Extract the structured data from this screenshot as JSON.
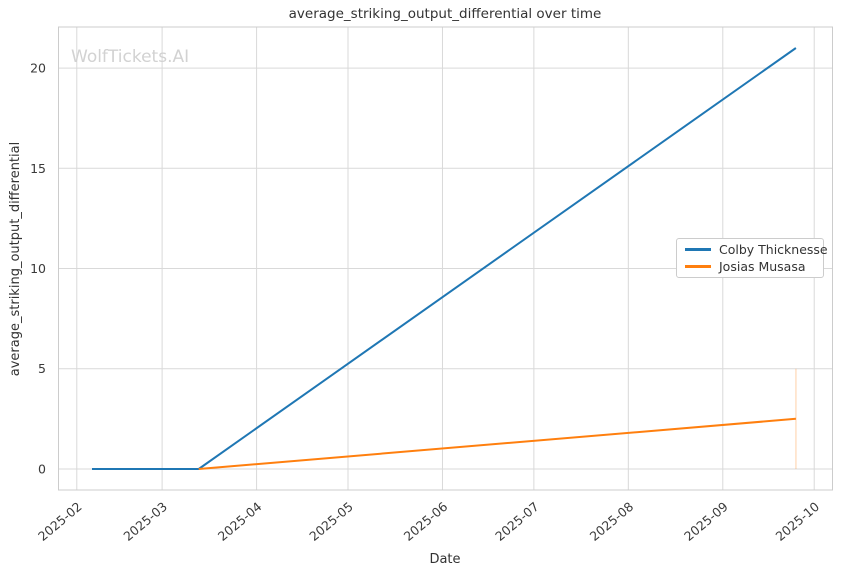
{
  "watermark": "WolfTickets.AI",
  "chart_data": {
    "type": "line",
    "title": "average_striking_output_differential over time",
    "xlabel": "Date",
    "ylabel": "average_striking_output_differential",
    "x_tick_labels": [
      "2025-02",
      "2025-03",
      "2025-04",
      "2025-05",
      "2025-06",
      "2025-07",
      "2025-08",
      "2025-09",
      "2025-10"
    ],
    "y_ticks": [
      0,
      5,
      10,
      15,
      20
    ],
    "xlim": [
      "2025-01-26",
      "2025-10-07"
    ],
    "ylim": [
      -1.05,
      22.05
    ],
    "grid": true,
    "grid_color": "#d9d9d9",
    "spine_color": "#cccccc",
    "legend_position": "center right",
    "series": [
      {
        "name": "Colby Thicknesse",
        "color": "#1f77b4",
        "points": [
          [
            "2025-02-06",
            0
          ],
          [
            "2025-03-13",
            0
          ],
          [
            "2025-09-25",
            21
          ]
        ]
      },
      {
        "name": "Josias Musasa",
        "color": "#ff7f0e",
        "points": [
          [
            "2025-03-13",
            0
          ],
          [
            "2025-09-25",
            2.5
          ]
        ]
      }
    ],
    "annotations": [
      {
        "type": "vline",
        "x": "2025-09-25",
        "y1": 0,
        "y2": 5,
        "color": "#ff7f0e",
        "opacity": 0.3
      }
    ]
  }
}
##############################
(REQUIRED WORK): Skip the pictures and print each record exactly as it stands.

(FINISHED TASK):
Extract the structured data from this screenshot as JSON.
{
  "watermark": "WolfTickets.AI",
  "chart_data": {
    "type": "line",
    "title": "average_striking_output_differential over time",
    "xlabel": "Date",
    "ylabel": "average_striking_output_differential",
    "x_tick_labels": [
      "2025-02",
      "2025-03",
      "2025-04",
      "2025-05",
      "2025-06",
      "2025-07",
      "2025-08",
      "2025-09",
      "2025-10"
    ],
    "y_ticks": [
      0,
      5,
      10,
      15,
      20
    ],
    "xlim": [
      "2025-01-26",
      "2025-10-07"
    ],
    "ylim": [
      -1.05,
      22.05
    ],
    "grid": true,
    "grid_color": "#d9d9d9",
    "spine_color": "#cccccc",
    "legend_position": "center right",
    "series": [
      {
        "name": "Colby Thicknesse",
        "color": "#1f77b4",
        "points": [
          [
            "2025-02-06",
            0
          ],
          [
            "2025-03-13",
            0
          ],
          [
            "2025-09-25",
            21
          ]
        ]
      },
      {
        "name": "Josias Musasa",
        "color": "#ff7f0e",
        "points": [
          [
            "2025-03-13",
            0
          ],
          [
            "2025-09-25",
            2.5
          ]
        ]
      }
    ],
    "annotations": [
      {
        "type": "vline",
        "x": "2025-09-25",
        "y1": 0,
        "y2": 5,
        "color": "#ff7f0e",
        "opacity": 0.3
      }
    ]
  }
}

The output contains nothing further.